What the task asks: Scan the lines below; pull out those with "duration".

Extracts from a graphics dataset:
Start

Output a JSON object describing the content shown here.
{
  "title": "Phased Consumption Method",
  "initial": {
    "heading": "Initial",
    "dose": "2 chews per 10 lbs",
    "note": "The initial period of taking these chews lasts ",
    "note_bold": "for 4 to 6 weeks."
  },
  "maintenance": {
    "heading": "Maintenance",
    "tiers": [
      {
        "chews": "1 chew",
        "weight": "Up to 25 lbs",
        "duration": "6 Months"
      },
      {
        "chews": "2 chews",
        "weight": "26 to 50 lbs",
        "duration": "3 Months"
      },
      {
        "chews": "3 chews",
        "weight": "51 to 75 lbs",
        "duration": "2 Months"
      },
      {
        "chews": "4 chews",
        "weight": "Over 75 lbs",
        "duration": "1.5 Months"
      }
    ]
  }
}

End

Solution below:
        "duration": "6 Months"
        "duration": "3 Months"
        "duration": "2 Months"
        "duration": "1.5 Months"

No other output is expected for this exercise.